Repeat, without any change, the entries presented below.
— START OF Excerpted records —
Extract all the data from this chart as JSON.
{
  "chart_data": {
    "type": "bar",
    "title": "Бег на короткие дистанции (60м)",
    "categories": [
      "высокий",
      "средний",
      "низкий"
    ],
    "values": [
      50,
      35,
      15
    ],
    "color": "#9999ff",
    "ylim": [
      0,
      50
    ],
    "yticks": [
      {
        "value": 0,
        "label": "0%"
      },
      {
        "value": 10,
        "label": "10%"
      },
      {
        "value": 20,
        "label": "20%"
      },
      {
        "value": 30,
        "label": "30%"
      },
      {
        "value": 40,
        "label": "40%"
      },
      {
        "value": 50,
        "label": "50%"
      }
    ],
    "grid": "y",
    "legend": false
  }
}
— END OF Excerpted records —
§ Solution to this problem
Extract all the data from this chart as JSON.
{
  "chart_data": {
    "type": "bar",
    "title": "Бег на короткие дистанции (60м)",
    "categories": [
      "высокий",
      "средний",
      "низкий"
    ],
    "values": [
      50,
      35,
      15
    ],
    "color": "#9999ff",
    "ylim": [
      0,
      50
    ],
    "yticks": [
      {
        "value": 0,
        "label": "0%"
      },
      {
        "value": 10,
        "label": "10%"
      },
      {
        "value": 20,
        "label": "20%"
      },
      {
        "value": 30,
        "label": "30%"
      },
      {
        "value": 40,
        "label": "40%"
      },
      {
        "value": 50,
        "label": "50%"
      }
    ],
    "grid": "y",
    "legend": false
  }
}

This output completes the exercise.